[GRASS5] help on d.area...

Well, nobody will mistake me for a graphics programmer...

I'm still having a bit of trouble with making d.area
work well (and jibe with d.vect).

The problems are:

  1. d.area uses a different method than d.vect for map to
      screen coordinate transformations. This results in
      output that is skewed by a pixel here and there.

  2. d.area does not clip polygons to the window, and there
      doesn't appear to be any code in the GRASS libes that
      can properly clip polygons that will be flood filled
      (I've got the line clipping part...).

  3. The "screenpoly" method for dealing with holes has at
      least an exponential growth in time -- meaning large
      complex data sets with lots of holes take a ridiculous
      amount of time to draw. I also think the routines are
      flawed for some border cases...

Number one can be handled by using the same drawing routines
as d.vect (G_line, G_polygon). But! Polygon clipping is
still an issue (#2). Also, the "screenpoly" code would have
to be rewritten to work on doubles rather than ints...

I haven't made any significant progress on a polygon clipper
that doesn't leave spurious edge lines (apparently the CELL,
and PNG drivers will do a 1 pixel line -- even those forward
and backwards lines are colinear -- but X handles this
scenario correctly). Note: this regards the fill portion,
not the border lines (if drawn).

_TASK BRIEF_: Transcribe the entire message about d.area, reproducing every word and line without changes.

_Document layout detection data_:

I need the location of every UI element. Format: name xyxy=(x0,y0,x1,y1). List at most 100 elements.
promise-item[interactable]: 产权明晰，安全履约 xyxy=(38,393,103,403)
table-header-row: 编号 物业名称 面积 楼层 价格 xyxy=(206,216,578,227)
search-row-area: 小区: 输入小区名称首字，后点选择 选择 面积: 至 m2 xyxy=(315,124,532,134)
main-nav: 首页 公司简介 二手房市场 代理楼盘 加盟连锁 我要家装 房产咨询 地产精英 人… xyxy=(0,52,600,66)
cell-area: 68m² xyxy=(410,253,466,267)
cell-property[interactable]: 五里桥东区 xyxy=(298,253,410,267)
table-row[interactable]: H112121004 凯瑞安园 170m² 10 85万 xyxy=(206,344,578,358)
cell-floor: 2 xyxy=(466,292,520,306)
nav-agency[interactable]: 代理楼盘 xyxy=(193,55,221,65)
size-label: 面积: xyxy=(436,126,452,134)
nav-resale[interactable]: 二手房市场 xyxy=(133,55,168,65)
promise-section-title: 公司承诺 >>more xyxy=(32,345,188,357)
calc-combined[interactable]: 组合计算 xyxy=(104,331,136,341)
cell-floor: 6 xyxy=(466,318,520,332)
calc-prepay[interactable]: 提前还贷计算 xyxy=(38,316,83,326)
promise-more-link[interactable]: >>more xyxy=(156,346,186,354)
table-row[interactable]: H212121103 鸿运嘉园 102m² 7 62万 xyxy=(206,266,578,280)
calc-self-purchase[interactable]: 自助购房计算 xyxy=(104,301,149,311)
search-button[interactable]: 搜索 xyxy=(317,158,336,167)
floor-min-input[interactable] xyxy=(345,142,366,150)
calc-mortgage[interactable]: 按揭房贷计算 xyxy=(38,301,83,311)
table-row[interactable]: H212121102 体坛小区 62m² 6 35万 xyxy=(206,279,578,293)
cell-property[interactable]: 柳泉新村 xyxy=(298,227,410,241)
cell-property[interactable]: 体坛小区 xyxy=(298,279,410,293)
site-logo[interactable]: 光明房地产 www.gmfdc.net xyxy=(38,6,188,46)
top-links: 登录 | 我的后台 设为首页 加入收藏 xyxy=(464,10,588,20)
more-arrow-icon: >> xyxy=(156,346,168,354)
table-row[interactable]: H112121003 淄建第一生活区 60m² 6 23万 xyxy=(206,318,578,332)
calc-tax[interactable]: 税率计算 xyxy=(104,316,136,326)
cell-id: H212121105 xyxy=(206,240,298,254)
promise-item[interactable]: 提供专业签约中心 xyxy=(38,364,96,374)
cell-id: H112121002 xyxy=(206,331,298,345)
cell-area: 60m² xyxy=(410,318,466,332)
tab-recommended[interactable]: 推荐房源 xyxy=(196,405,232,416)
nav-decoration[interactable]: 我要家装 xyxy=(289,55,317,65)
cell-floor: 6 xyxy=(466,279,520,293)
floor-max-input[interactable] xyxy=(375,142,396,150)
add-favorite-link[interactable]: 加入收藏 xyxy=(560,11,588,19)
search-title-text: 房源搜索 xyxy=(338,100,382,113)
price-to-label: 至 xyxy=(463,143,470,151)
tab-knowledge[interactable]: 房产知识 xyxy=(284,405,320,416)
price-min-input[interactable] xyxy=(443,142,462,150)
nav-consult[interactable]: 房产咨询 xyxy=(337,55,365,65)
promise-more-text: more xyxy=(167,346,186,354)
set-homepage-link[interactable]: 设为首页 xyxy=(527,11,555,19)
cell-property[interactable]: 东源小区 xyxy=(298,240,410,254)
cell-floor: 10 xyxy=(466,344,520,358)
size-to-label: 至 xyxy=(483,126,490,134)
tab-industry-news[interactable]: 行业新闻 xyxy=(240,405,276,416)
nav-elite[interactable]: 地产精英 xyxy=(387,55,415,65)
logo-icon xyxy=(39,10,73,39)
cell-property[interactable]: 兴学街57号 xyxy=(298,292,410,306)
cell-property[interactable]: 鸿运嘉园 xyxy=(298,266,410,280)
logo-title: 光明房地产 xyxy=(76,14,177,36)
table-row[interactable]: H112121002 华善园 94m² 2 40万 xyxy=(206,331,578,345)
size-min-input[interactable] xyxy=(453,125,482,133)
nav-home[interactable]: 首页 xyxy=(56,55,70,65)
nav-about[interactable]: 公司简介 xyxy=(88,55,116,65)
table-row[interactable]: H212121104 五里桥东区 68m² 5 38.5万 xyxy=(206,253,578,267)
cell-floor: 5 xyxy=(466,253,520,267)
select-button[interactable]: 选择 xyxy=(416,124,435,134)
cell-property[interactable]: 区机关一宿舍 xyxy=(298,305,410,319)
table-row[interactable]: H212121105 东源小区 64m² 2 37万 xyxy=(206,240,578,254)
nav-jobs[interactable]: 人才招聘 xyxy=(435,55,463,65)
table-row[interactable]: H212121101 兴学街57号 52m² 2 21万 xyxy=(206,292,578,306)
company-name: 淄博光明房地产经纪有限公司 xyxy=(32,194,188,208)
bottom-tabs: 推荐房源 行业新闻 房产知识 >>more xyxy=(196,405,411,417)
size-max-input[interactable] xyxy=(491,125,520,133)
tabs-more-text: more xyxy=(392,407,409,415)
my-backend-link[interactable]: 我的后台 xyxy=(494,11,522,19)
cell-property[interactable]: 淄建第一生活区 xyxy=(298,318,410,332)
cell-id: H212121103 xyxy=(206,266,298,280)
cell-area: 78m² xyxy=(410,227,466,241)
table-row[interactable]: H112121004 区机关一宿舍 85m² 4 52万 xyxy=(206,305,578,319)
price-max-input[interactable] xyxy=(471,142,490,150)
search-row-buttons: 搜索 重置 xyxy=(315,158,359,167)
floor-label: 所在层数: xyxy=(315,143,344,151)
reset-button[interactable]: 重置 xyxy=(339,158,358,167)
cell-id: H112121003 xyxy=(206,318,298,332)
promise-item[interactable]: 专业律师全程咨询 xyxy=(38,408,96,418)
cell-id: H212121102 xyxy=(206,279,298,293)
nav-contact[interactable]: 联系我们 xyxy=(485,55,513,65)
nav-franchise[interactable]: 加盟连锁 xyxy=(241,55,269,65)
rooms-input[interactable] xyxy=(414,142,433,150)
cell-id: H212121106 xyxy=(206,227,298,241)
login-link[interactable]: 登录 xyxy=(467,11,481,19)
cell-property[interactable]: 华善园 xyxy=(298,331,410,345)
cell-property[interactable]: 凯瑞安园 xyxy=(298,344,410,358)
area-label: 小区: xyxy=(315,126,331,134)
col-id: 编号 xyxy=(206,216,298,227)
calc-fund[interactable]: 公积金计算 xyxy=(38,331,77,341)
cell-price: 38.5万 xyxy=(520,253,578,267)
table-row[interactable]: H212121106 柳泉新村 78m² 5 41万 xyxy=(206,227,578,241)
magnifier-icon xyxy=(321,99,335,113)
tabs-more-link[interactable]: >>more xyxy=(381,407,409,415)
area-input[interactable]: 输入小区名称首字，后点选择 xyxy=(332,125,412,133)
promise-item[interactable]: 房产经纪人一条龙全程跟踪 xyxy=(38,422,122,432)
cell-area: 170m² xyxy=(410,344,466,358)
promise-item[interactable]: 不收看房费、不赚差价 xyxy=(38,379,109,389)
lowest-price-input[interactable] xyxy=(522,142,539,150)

_ANSWER SECTION_:
[GRASS5] help on d.area...

Well, nobody will mistake me for a graphics programmer...

I'm still having a bit of trouble with making d.area
work well (and jibe with d.vect).

The problems are:

  1. d.area uses a different method than d.vect for map to
      screen coordinate transformations. This results in
      output that is skewed by a pixel here and there.

  2. d.area does not clip polygons to the window, and there
      doesn't appear to be any code in the GRASS libes that
      can properly clip polygons that will be flood filled
      (I've got the line clipping part...).

  3. The "screenpoly" method for dealing with holes has at
      least an exponential growth in time -- meaning large
      complex data sets with lots of holes take a ridiculous
      amount of time to draw. I also think the routines are
      flawed for some border cases...

Number one can be handled by using the same drawing routines
as d.vect (G_line, G_polygon). But! Polygon clipping is
still an issue (#2). Also, the "screenpoly" code would have
to be rewritten to work on doubles rather than ints...

I haven't made any significant progress on a polygon clipper
that doesn't leave spurious edge lines (apparently the CELL,
and PNG drivers will do a 1 pixel line -- even those forward
and backwards lines are colinear -- but X handles this
scenario correctly). Note: this regards the fill portion,
not the border lines (if drawn).